_CONSIGNE 1:_ D'après l'article sur les investisseurs de CAE, de quel pourcentage Letko Brosseau a-t-il augmenté sa participation dans l'entreprise ?

_EXTRAIT DU TEXTE:_
....................

Quatre grands investisseurs institutionnels du Québec ont massivement acheté des actions de l’entreprise montréalaise CAE durant la pandémie. Plus précisément, ils ont acheté pour plus de 100 millions de dollars d’actions du spécialiste des simulateurs de vol juste avant la récente poussée du titre.

C’est ce que révèle l’analyse de documents qui viennent d’être déposés auprès de la Securities and Exchange Commission. Ces documents précisent les participations des investisseurs institutionnels détenues dans des titres cotés sur Wall Street.

Le gestionnaire d’actifs montréalais Letko Brosseau a augmenté de 71 % sa participation dans CAE en acquérant quelque 2 millions d’actions durant les mois de juillet, août et septembre. Jarislowsky Fraser a bonifié de près de 20 % son investissement dans CAE pendant la même période avec l’ajout de 2,4 millions d’actions.

Chez Fiera Capital, la participation dans CAE a gonflé de 30 % à la suite de l’acquisition d’environ 1 million d’actions. L’Office d’investissement des régimes de pensions du secteur public (Investissements PSP) a de son côté ajouté près de 400 000 actions de CAE durant le trimestre estival.

Investissement payant

La décision l’été dernier d’investir dans CAE s’avère déjà très payante pour ces grands investisseurs. Le titre s’est beaucoup apprécié ce mois-ci depuis que la direction a publié la semaine dernière ses perspectives sur la demande de pilotes et présenté des résultats trimestriels épatants le lendemain.

Après avoir entamé novembre à 22 $, l’action vaut aujourd’hui une trentaine de dollars, l’équivalent d’une appréciation de près de 30 % ce mois-ci. Le titre demeure toutefois encore loin de son sommet de 42 $ atteint en février. Il avait reculé jusqu’à 14 $ au printemps.

Le titre de CAE a réagi au printemps comme si c’était celui d’un transporteur aérien alors que la réalité est loin de ça.

Charles Nadim, gestionnaire de portefeuille et cochef des actions chez Jarislowsky Fraser

M. Nadim souligne qu’environ 37 % du chiffre d’affaires de CAE provient de la formation par simulateurs dans le segment militaire, alors que de 3 à 5 % provient d’activités dans le secteur de la santé. « Le reste des revenus est lié à la formation par simulateurs dans le secteur civil dont la moitié dépend des jets d’affaires, un segment où le trafic aérien a déjà fortement rebondi. » L’exposition à l’aviation commerciale est donc relativement faible, dit-il.

....................

_Lignes de données:_
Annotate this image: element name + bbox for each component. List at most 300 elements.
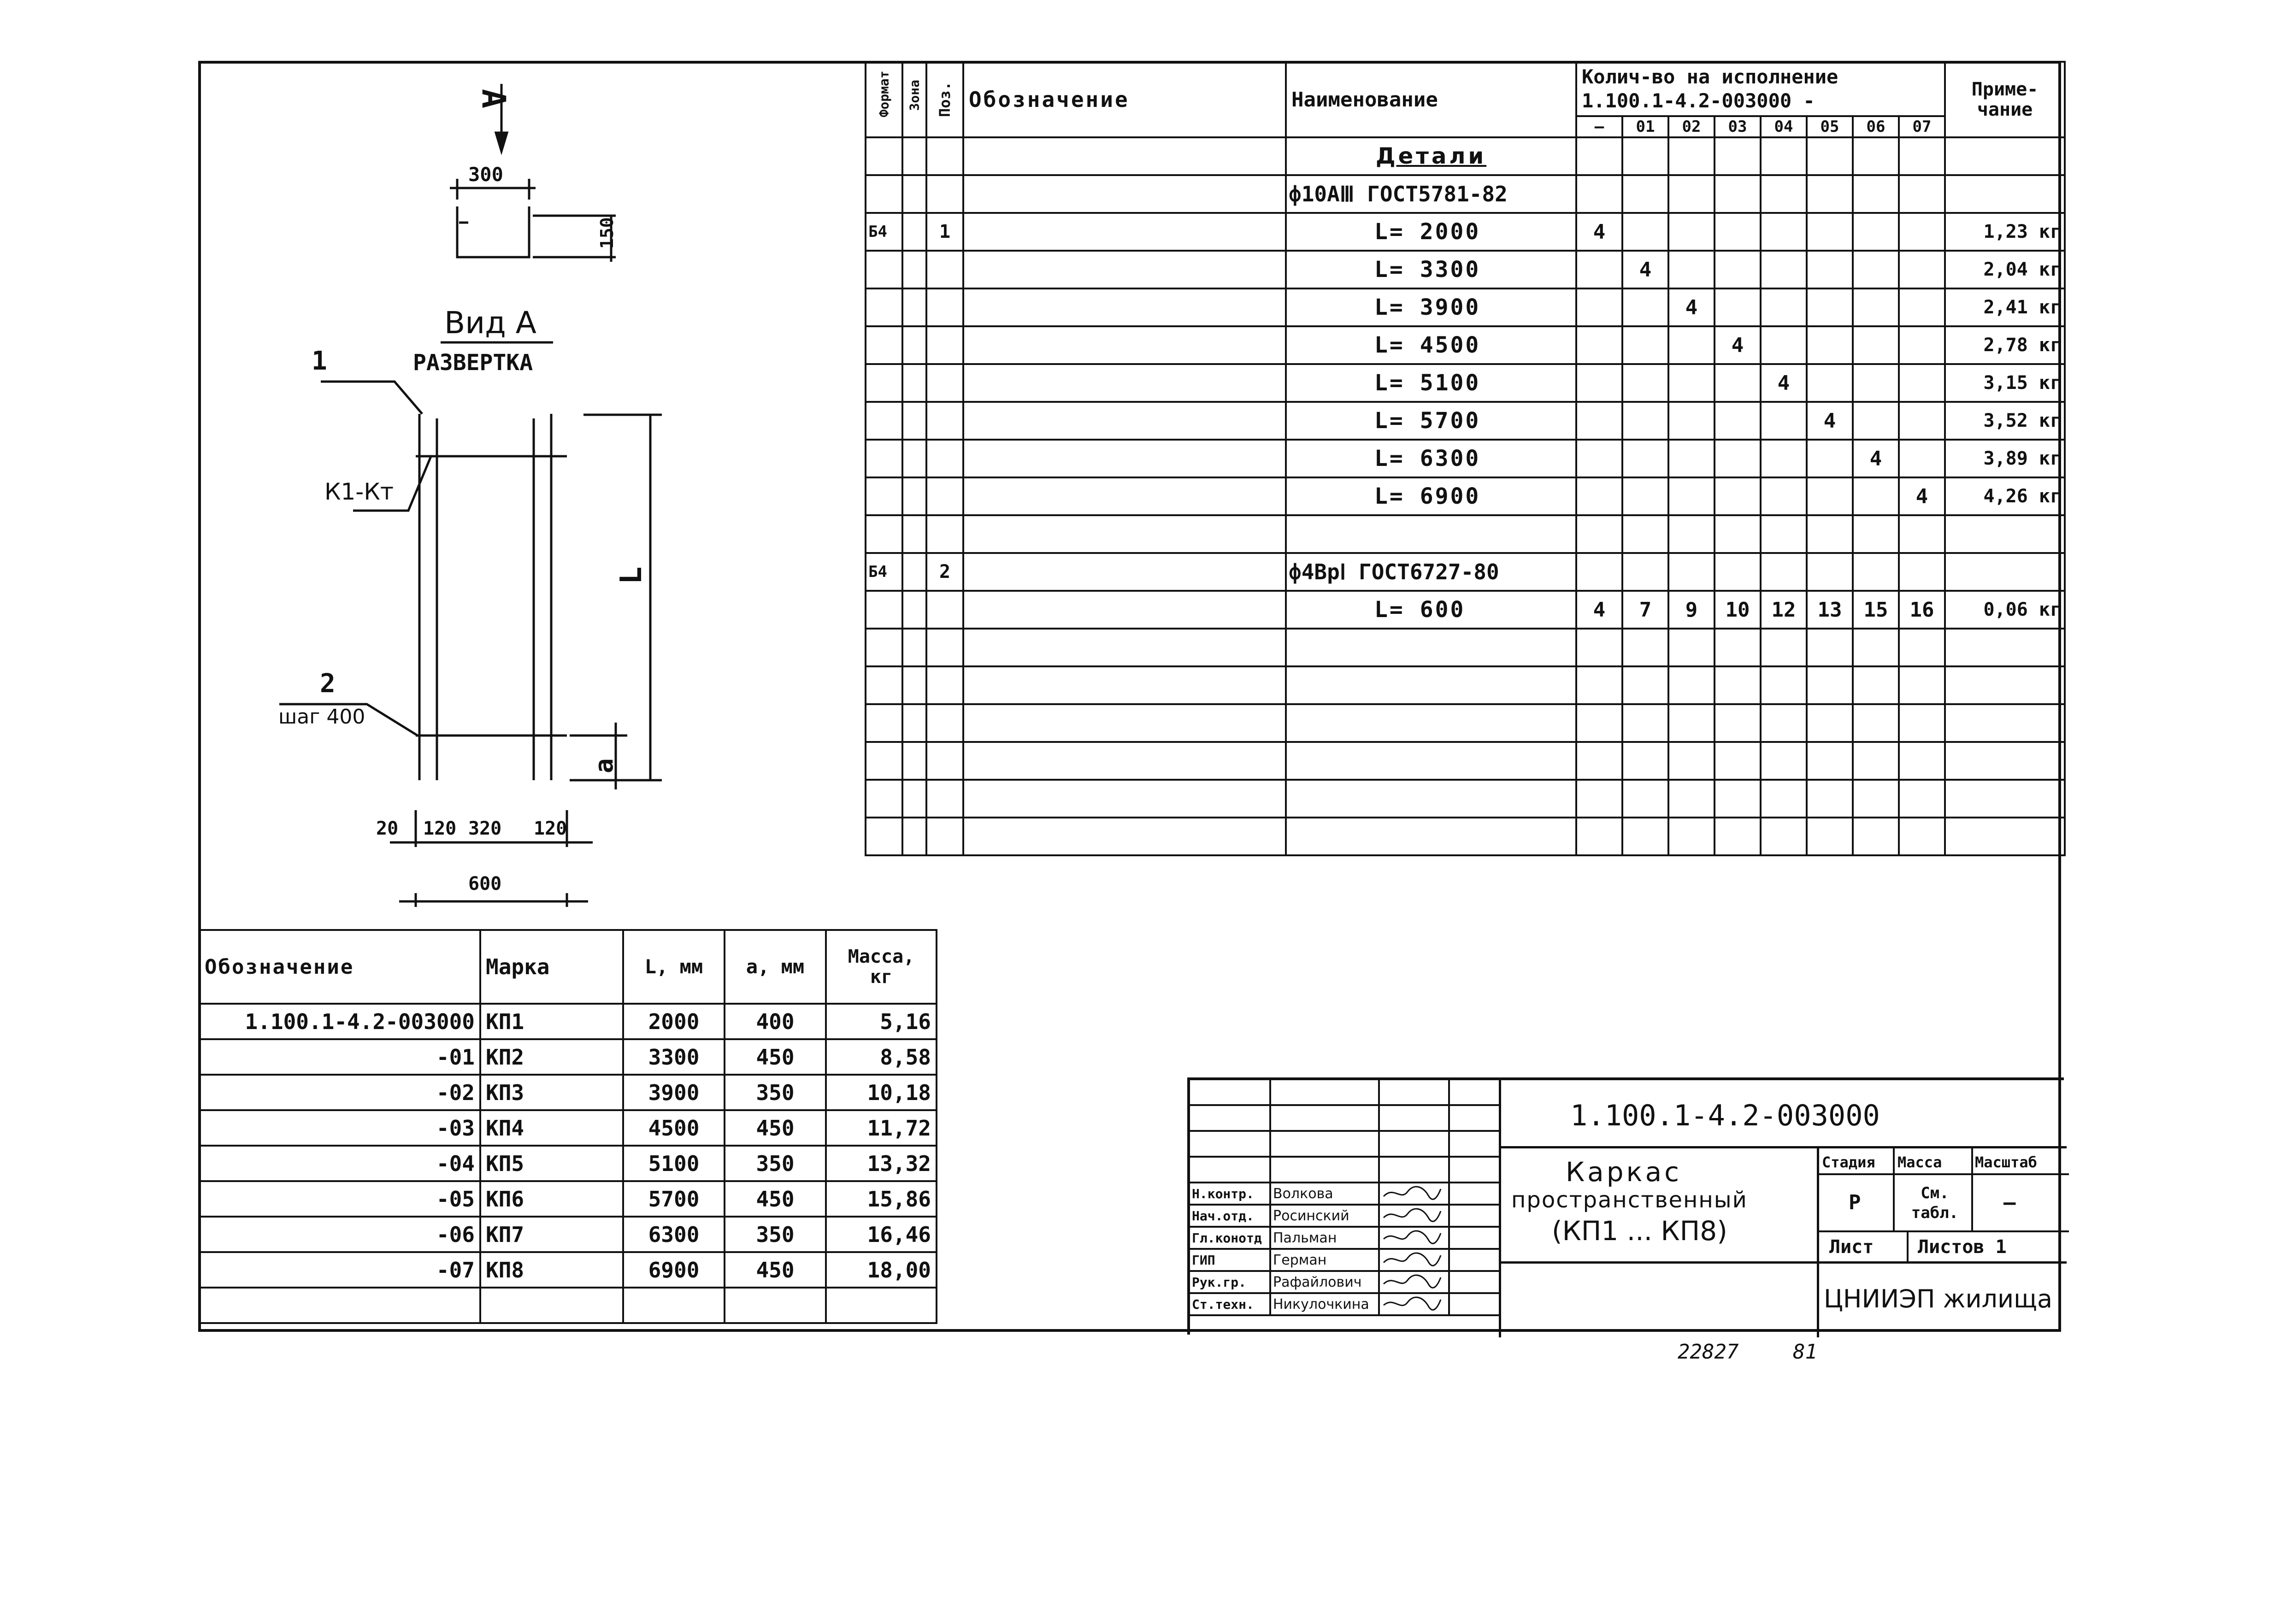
spec-header-note: Приме-чание [1945, 62, 2065, 137]
spec-row-designation [963, 175, 1286, 213]
marks-row-l: 4500 [623, 1110, 725, 1146]
spec-row-qty [1761, 553, 1807, 591]
signer-name: Никулочкина [1270, 1293, 1379, 1315]
spec-cell [1576, 780, 1622, 818]
signer-row [1189, 1205, 1500, 1227]
spec-row-qty [1668, 440, 1715, 477]
spec-row-qty [1715, 364, 1761, 402]
marks-row-a: 450 [725, 1110, 826, 1146]
signer-role: Ст.техн. [1189, 1293, 1270, 1315]
marks-row-designation: -02 [199, 1075, 480, 1110]
spec-variant-7: 07 [1899, 116, 1945, 137]
spec-row-qty [1807, 288, 1853, 326]
spec-cell [1715, 818, 1761, 855]
marks-header-mark: Марка [480, 930, 623, 1004]
spec-row-qty [1761, 477, 1807, 515]
marks-row-mark: КП3 [480, 1075, 623, 1110]
spec-row-name: L= 5100 [1286, 364, 1576, 402]
signature-mark [1380, 1206, 1444, 1224]
marks-row-a: 450 [725, 1181, 826, 1217]
spec-row-pos: 1 [926, 213, 963, 251]
spec-row-qty [1622, 553, 1668, 591]
view-title: Вид A [444, 305, 536, 341]
stage-divider [1819, 1230, 2069, 1232]
spec-cell [1945, 818, 2065, 855]
marks-row-mass: 10,18 [826, 1075, 937, 1110]
marks-row-mark: КП4 [480, 1110, 623, 1146]
spec-row [866, 402, 2065, 440]
spec-row-qty [1622, 477, 1668, 515]
spec-row-qty: 4 [1576, 213, 1622, 251]
sig-cell [1189, 1131, 1270, 1157]
spec-row-qty: 9 [1668, 591, 1715, 629]
marks-row-designation: -04 [199, 1146, 480, 1181]
spec-section-title: Детали [1286, 137, 1576, 175]
title-line2: пространственный [1511, 1187, 1748, 1213]
spec-row-qty [1899, 175, 1945, 213]
spec-cell [963, 137, 1286, 175]
spec-row-name [1286, 515, 1576, 553]
spec-row-qty [1807, 175, 1853, 213]
view-arrow-label: A [475, 89, 513, 109]
marks-row-designation: -01 [199, 1039, 480, 1075]
title-name-cell [1499, 1148, 1817, 1264]
spec-row-format [866, 477, 902, 515]
spec-row-qty [1668, 477, 1715, 515]
mass-label: Масса [1897, 1153, 1942, 1171]
spec-row-qty [1715, 553, 1761, 591]
spec-cell [1807, 629, 1853, 666]
marks-row-l: 5700 [623, 1181, 725, 1217]
spec-cell [926, 780, 963, 818]
spec-header-name: Наименование [1286, 62, 1576, 137]
spec-row-designation [963, 288, 1286, 326]
spec-row-qty [1899, 440, 1945, 477]
section-width-dim: 300 [468, 163, 503, 186]
spec-variant-2: 02 [1668, 116, 1715, 137]
spec-row-designation [963, 251, 1286, 288]
spec-cell [1286, 818, 1576, 855]
spec-row-qty [1761, 515, 1807, 553]
spec-row-qty [1622, 402, 1668, 440]
spec-empty-row [866, 818, 2065, 855]
marks-row-mass: 13,32 [826, 1146, 937, 1181]
spec-row-qty [1668, 553, 1715, 591]
spec-cell [963, 629, 1286, 666]
spec-row-note: 2,78 кг [1945, 326, 2065, 364]
org-name: ЦНИИЭП жилища [1824, 1284, 2053, 1313]
spec-cell [866, 629, 902, 666]
spec-row-qty [1899, 515, 1945, 553]
spec-cell [926, 704, 963, 742]
spec-row-qty [1576, 515, 1622, 553]
signer-row [1189, 1249, 1500, 1271]
spec-row-note: 1,23 кг [1945, 213, 2065, 251]
spec-row-zone [902, 440, 926, 477]
sig-cell [1189, 1105, 1270, 1131]
spec-row-format [866, 175, 902, 213]
spec-cell [1622, 704, 1668, 742]
signer-role: Рук.гр. [1189, 1271, 1270, 1293]
marks-row-a: 450 [725, 1252, 826, 1288]
spec-cell [1899, 666, 1945, 704]
sig-cell [1449, 1271, 1500, 1293]
spec-cell [926, 666, 963, 704]
spec-row-qty [1761, 175, 1807, 213]
spec-row-zone [902, 591, 926, 629]
spec-row-designation [963, 402, 1286, 440]
spec-cell [902, 742, 926, 780]
spec-cell [1286, 704, 1576, 742]
spec-cell [1761, 742, 1807, 780]
spec-row-qty [1807, 477, 1853, 515]
spec-row-qty [1899, 213, 1945, 251]
spec-cell [1853, 818, 1899, 855]
spec-row-note [1945, 175, 2065, 213]
spec-row-name: L= 3900 [1286, 288, 1576, 326]
signature-cell [1379, 1205, 1449, 1227]
sig-cell [1270, 1157, 1379, 1183]
spec-cell [1853, 704, 1899, 742]
spec-cell [1576, 742, 1622, 780]
stage-divider [1971, 1148, 1973, 1231]
stage-block [1817, 1148, 2067, 1264]
spec-row-qty [1761, 213, 1807, 251]
signer-role: ГИП [1189, 1249, 1270, 1271]
spec-row-qty [1761, 402, 1807, 440]
spec-row [866, 591, 2065, 629]
marks-row-l: 5100 [623, 1146, 725, 1181]
spec-row-qty: 4 [1668, 288, 1715, 326]
spec-cell [902, 666, 926, 704]
spec-cell [1761, 629, 1807, 666]
spec-cell [1576, 666, 1622, 704]
marks-cell [480, 1288, 623, 1323]
spec-cell [1807, 704, 1853, 742]
spec-row-qty [1853, 402, 1899, 440]
spec-cell [1668, 704, 1715, 742]
spec-row-qty: 13 [1807, 591, 1853, 629]
spec-header-qty [1576, 62, 1945, 116]
spec-row-zone [902, 515, 926, 553]
spec-row-pos [926, 326, 963, 364]
spec-cell [1945, 666, 2065, 704]
spec-row-qty: 4 [1899, 477, 1945, 515]
spec-cell [1899, 137, 1945, 175]
marks-row-a: 400 [725, 1004, 826, 1039]
spec-cell [1622, 666, 1668, 704]
marks-row-mass: 15,86 [826, 1181, 937, 1217]
view-subtitle: РАЗВЕРТКА [413, 350, 533, 376]
spec-row-format: Б4 [866, 213, 902, 251]
spec-row-qty [1576, 326, 1622, 364]
marks-header-l: L, мм [623, 930, 725, 1004]
marks-row-mass: 5,16 [826, 1004, 937, 1039]
sig-cell [1449, 1293, 1500, 1315]
pos2-label: 2 [320, 669, 336, 699]
marks-cell [623, 1288, 725, 1323]
spec-row-qty: 4 [1853, 440, 1899, 477]
spec-row-format [866, 326, 902, 364]
mass-value: См. табл. [1911, 1184, 1959, 1222]
spec-empty-row [866, 704, 2065, 742]
marks-row [199, 1252, 937, 1288]
spec-row-qty [1576, 175, 1622, 213]
spec-row-qty: 7 [1622, 591, 1668, 629]
spec-row-note [1945, 553, 2065, 591]
spec-cell [1286, 780, 1576, 818]
marks-row-l: 6300 [623, 1217, 725, 1252]
spec-cell [1761, 704, 1807, 742]
spec-cell [1761, 780, 1807, 818]
spec-cell [1668, 629, 1715, 666]
spec-header-qty-title: Колич-во на исполнение [1582, 65, 1838, 88]
spec-row-qty [1715, 477, 1761, 515]
spec-cell [866, 137, 902, 175]
spec-cell [1715, 629, 1761, 666]
spec-cell [1576, 137, 1622, 175]
spec-variant-5: 05 [1807, 116, 1853, 137]
signer-name: Росинский [1270, 1205, 1379, 1227]
spec-row-name: ф10АⅢ ГОСТ5781-82 [1286, 175, 1576, 213]
spec-row-qty [1807, 440, 1853, 477]
spec-row-qty [1715, 440, 1761, 477]
spec-cell [1668, 666, 1715, 704]
spec-row-designation [963, 591, 1286, 629]
spec-variant-3: 03 [1715, 116, 1761, 137]
spec-row-note: 2,41 кг [1945, 288, 2065, 326]
marks-row-designation: -05 [199, 1181, 480, 1217]
spec-row-qty [1622, 515, 1668, 553]
marks-row-a: 350 [725, 1146, 826, 1181]
spec-cell [1286, 629, 1576, 666]
spec-row-name: L= 5700 [1286, 402, 1576, 440]
spec-row-note: 2,04 кг [1945, 251, 2065, 288]
weld-label: К1-Кт [324, 478, 394, 505]
spec-cell [866, 704, 902, 742]
stage-label: Стадия [1822, 1153, 1875, 1171]
marks-row-mass: 8,58 [826, 1039, 937, 1075]
stage-divider [1907, 1232, 1909, 1264]
spec-cell [926, 742, 963, 780]
spec-header-format-text: Формат [876, 70, 892, 117]
spec-row-qty [1715, 515, 1761, 553]
spec-row-qty [1853, 553, 1899, 591]
sig-cell [1189, 1079, 1270, 1105]
spec-row-qty [1807, 364, 1853, 402]
spec-empty-row [866, 780, 2065, 818]
spec-cell [1899, 780, 1945, 818]
stage-value: Р [1849, 1191, 1861, 1214]
marks-row [199, 1075, 937, 1110]
marks-row-designation: -06 [199, 1217, 480, 1252]
marks-row [199, 1110, 937, 1146]
marks-header-designation: Обозначение [199, 930, 480, 1004]
title-code: 1.100.1-4.2-003000 [1570, 1099, 1880, 1132]
spec-cell [1807, 742, 1853, 780]
spec-cell [1286, 666, 1576, 704]
signature-mark [1380, 1294, 1444, 1312]
marks-row-mark: КП7 [480, 1217, 623, 1252]
spec-cell [1853, 666, 1899, 704]
spec-row-designation [963, 515, 1286, 553]
marks-row-mass: 18,00 [826, 1252, 937, 1288]
spec-row-zone [902, 213, 926, 251]
marks-row-mass: 11,72 [826, 1110, 937, 1146]
spec-cell [1622, 818, 1668, 855]
spec-header-pos-text: Поз. [936, 81, 954, 117]
signature-mark [1380, 1228, 1444, 1246]
spec-cell [926, 818, 963, 855]
spec-row [866, 326, 2065, 364]
spec-row-qty [1668, 213, 1715, 251]
spec-cell [1668, 780, 1715, 818]
signer-row [1189, 1293, 1500, 1315]
spec-cell [1761, 666, 1807, 704]
spec-row-qty [1853, 251, 1899, 288]
spec-row-qty: 12 [1761, 591, 1807, 629]
spec-row-qty [1899, 364, 1945, 402]
spec-row-qty [1668, 364, 1715, 402]
signer-name: Герман [1270, 1249, 1379, 1271]
spec-row-qty [1761, 326, 1807, 364]
spec-row-qty [1715, 213, 1761, 251]
marks-row [199, 1146, 937, 1181]
signer-role: Нач.отд. [1189, 1205, 1270, 1227]
spec-row-designation [963, 440, 1286, 477]
marks-row [199, 1004, 937, 1039]
spec-cell [963, 742, 1286, 780]
spec-row-name: L= 600 [1286, 591, 1576, 629]
spec-header-format [866, 62, 902, 137]
marks-row-mark: КП8 [480, 1252, 623, 1288]
scale-value: — [2003, 1191, 2016, 1214]
drawing-sheet [198, 61, 2061, 1332]
sig-cell [1379, 1157, 1449, 1183]
spec-row-qty [1668, 251, 1715, 288]
spec-row-qty [1576, 440, 1622, 477]
marks-header-a: a, мм [725, 930, 826, 1004]
spec-row-qty [1853, 515, 1899, 553]
blank-cell [1499, 1264, 1817, 1337]
signer-name: Волкова [1270, 1183, 1379, 1205]
sig-cell [1449, 1183, 1500, 1205]
title-block [1187, 1077, 2064, 1335]
marks-row [199, 1039, 937, 1075]
pos1-label: 1 [312, 346, 327, 376]
spec-row-note: 3,52 кг [1945, 402, 2065, 440]
spec-row-format [866, 288, 902, 326]
marks-row-designation: 1.100.1-4.2-003000 [199, 1004, 480, 1039]
spec-row-zone [902, 402, 926, 440]
spec-cell [1622, 780, 1668, 818]
spec-cell [1668, 137, 1715, 175]
spec-cell [1853, 742, 1899, 780]
marks-row-designation: -07 [199, 1252, 480, 1288]
spec-row-qty [1899, 402, 1945, 440]
spec-row-qty [1807, 553, 1853, 591]
spec-row-note: 3,15 кг [1945, 364, 2065, 402]
spec-row-note [1945, 515, 2065, 553]
section-height-dim-text: 150 [597, 217, 617, 249]
spec-row-format [866, 515, 902, 553]
spec-row [866, 288, 2065, 326]
spec-cell [1807, 137, 1853, 175]
spec-row-name: L= 2000 [1286, 213, 1576, 251]
spec-cell [1853, 629, 1899, 666]
sig-cell [1449, 1249, 1500, 1271]
spec-variant-4: 04 [1761, 116, 1807, 137]
spec-header-qty-code: 1.100.1-4.2-003000 - [1582, 89, 1815, 112]
spec-row-pos [926, 477, 963, 515]
spec-cell [1715, 780, 1761, 818]
spec-row-zone [902, 364, 926, 402]
spec-variant-6: 06 [1853, 116, 1899, 137]
dim-600: 600 [468, 873, 502, 894]
spec-cell [1715, 666, 1761, 704]
spec-row-qty [1668, 515, 1715, 553]
spec-row-format [866, 440, 902, 477]
spec-variant-1: 01 [1622, 116, 1668, 137]
spec-row-zone [902, 326, 926, 364]
spec-row-pos [926, 591, 963, 629]
spec-row-zone [902, 477, 926, 515]
spec-cell [1286, 742, 1576, 780]
spec-cell [1761, 137, 1807, 175]
view-arrow-head [496, 133, 507, 151]
spec-row [866, 477, 2065, 515]
marks-row-mark: КП2 [480, 1039, 623, 1075]
spec-row-qty [1853, 477, 1899, 515]
spec-cell [902, 629, 926, 666]
spec-empty-row [866, 666, 2065, 704]
spec-cell [1715, 742, 1761, 780]
spec-table [865, 61, 2066, 856]
signature-mark [1380, 1183, 1444, 1202]
marks-empty-row [199, 1288, 937, 1323]
spec-cell [1576, 704, 1622, 742]
spec-row-qty [1622, 175, 1668, 213]
signer-row [1189, 1183, 1500, 1205]
signer-name: Рафайлович [1270, 1271, 1379, 1293]
spec-row-name: ф4ВрⅠ ГОСТ6727-80 [1286, 553, 1576, 591]
title-line1: Каркас [1566, 1156, 1682, 1188]
spec-cell [1945, 137, 2065, 175]
title-code-cell [1499, 1080, 2067, 1148]
sig-cell [1270, 1131, 1379, 1157]
spec-row-qty [1576, 364, 1622, 402]
spec-row-pos [926, 288, 963, 326]
sig-cell [1379, 1105, 1449, 1131]
spec-cell [1853, 137, 1899, 175]
marks-row-l: 3300 [623, 1039, 725, 1075]
signer-row [1189, 1227, 1500, 1249]
spec-row-pos [926, 364, 963, 402]
spec-row-qty [1899, 288, 1945, 326]
spec-row-qty [1715, 402, 1761, 440]
spec-cell [902, 780, 926, 818]
spec-row-qty [1807, 326, 1853, 364]
sig-cell [1379, 1131, 1449, 1157]
sig-cell [1270, 1079, 1379, 1105]
spec-header-pos [926, 62, 963, 137]
spec-cell [1668, 818, 1715, 855]
spec-cell [1715, 704, 1761, 742]
sig-cell [1379, 1079, 1449, 1105]
spec-row-qty [1899, 553, 1945, 591]
spec-row-qty: 15 [1853, 591, 1899, 629]
spec-empty-row [866, 629, 2065, 666]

....................

_CONSIGNE 2:_ Citez à l'identique les entrées, depuis la ligne qui contient « spec-header-note: Приме-чание [1945, 62, 2065, 137] » jusqu'à la ligne qui contient « view-title: Вид A [444, 305, 536, 341] », celle-ci comprise.

_RÉSULTAT OBTENU 1:_ Letko Brosseau a augmenté sa participation dans CAE de 71 %.

_RÉSULTAT OBTENU 2:_
spec-header-note: Приме-чание [1945, 62, 2065, 137]
spec-row-designation [963, 175, 1286, 213]
marks-row-l: 4500 [623, 1110, 725, 1146]
spec-row-qty [1761, 553, 1807, 591]
signer-name: Никулочкина [1270, 1293, 1379, 1315]
spec-cell [1576, 780, 1622, 818]
signer-row [1189, 1205, 1500, 1227]
spec-row-qty [1668, 440, 1715, 477]
spec-row-qty [1715, 364, 1761, 402]
marks-row-a: 450 [725, 1110, 826, 1146]
signer-role: Ст.техн. [1189, 1293, 1270, 1315]
marks-row-designation: -02 [199, 1075, 480, 1110]
spec-variant-7: 07 [1899, 116, 1945, 137]
spec-row-qty [1807, 288, 1853, 326]
spec-cell [1715, 818, 1761, 855]
marks-header-mark: Марка [480, 930, 623, 1004]
spec-row-qty [1761, 477, 1807, 515]
marks-row-mark: КП3 [480, 1075, 623, 1110]
spec-row-name: L= 5100 [1286, 364, 1576, 402]
signature-mark [1380, 1206, 1444, 1224]
marks-row-a: 450 [725, 1181, 826, 1217]
spec-row-pos: 1 [926, 213, 963, 251]
spec-row-qty [1622, 553, 1668, 591]
view-title: Вид A [444, 305, 536, 341]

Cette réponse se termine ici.